#### Brief:
Count the lines below that contain the word "this". Give only the number.

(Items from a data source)
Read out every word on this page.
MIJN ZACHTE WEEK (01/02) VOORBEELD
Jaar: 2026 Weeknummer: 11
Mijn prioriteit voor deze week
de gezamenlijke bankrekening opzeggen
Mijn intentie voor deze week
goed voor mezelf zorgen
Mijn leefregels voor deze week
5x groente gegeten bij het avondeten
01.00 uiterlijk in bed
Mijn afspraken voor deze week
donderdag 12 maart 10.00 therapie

* * *

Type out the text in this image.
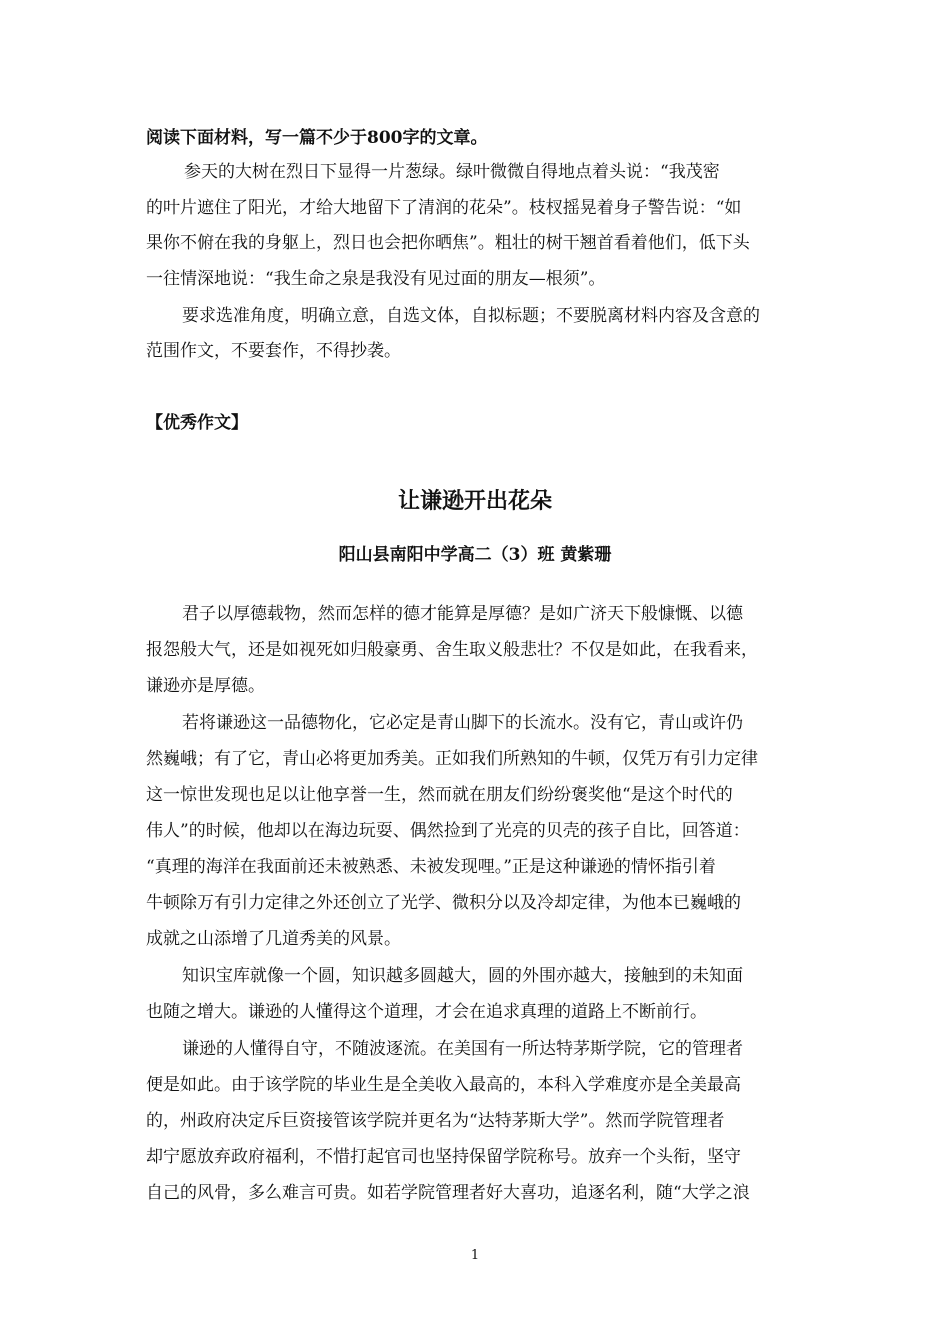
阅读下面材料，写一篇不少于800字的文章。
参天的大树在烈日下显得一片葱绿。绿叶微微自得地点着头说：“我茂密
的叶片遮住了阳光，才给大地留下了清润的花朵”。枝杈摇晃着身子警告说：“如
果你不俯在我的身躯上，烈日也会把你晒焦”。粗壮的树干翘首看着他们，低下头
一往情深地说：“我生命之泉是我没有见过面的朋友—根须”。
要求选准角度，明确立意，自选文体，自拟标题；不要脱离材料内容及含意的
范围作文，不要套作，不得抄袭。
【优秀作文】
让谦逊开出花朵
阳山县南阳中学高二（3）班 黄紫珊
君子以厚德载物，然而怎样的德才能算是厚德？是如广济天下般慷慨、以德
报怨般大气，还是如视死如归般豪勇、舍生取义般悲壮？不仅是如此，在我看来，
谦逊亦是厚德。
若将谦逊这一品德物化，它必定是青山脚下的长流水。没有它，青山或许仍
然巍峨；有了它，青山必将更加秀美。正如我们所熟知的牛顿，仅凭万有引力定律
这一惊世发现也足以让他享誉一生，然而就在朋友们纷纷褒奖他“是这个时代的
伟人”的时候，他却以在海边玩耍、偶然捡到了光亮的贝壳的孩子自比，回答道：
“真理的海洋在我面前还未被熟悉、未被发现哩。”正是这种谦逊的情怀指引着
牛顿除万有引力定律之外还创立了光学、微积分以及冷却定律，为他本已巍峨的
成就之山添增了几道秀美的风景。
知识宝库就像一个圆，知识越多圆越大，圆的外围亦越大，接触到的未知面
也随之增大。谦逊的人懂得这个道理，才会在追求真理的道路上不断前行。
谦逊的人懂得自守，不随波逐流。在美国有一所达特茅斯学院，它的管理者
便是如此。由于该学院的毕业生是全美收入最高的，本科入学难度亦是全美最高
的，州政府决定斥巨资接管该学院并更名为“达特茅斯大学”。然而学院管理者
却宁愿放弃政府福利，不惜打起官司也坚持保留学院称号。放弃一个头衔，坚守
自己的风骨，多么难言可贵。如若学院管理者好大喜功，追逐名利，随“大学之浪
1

...

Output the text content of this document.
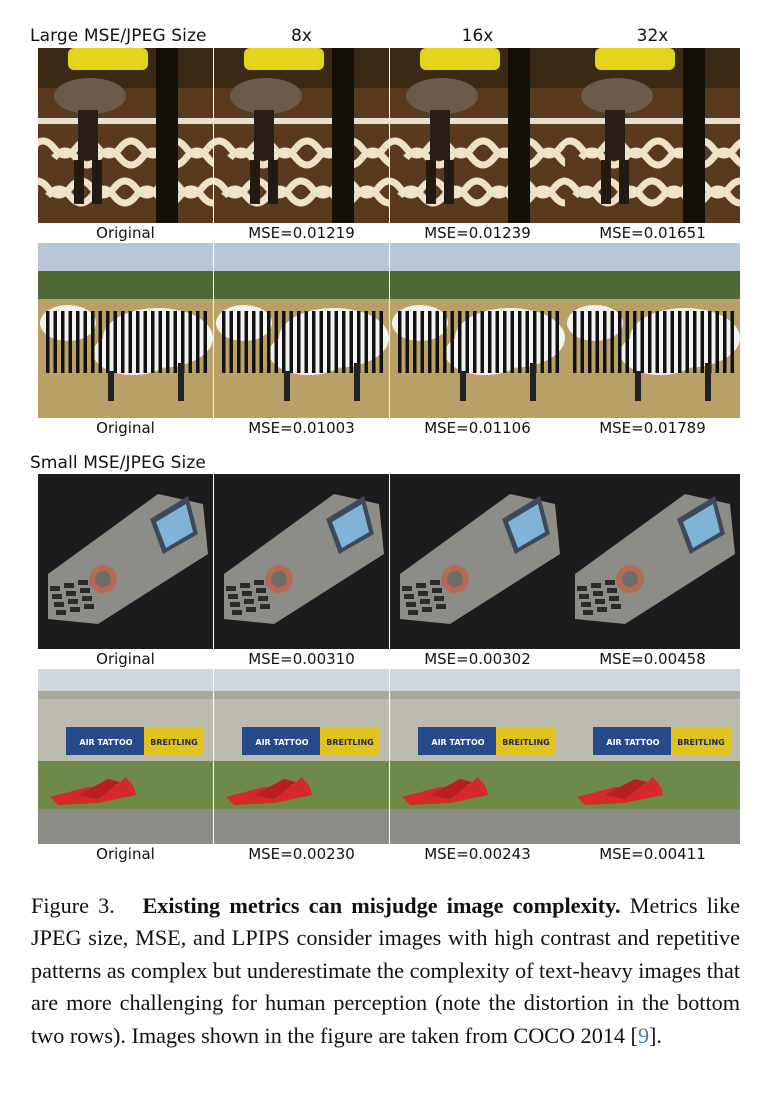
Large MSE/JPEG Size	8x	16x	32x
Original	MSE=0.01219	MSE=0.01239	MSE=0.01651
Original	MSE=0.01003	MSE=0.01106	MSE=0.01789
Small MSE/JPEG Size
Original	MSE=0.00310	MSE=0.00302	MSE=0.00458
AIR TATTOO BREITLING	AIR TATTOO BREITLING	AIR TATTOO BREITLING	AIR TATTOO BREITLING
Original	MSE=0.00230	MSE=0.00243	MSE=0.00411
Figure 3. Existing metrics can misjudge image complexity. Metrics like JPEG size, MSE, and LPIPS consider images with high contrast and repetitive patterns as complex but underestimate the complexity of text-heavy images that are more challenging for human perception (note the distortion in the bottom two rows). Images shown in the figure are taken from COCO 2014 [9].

#### Task output:
3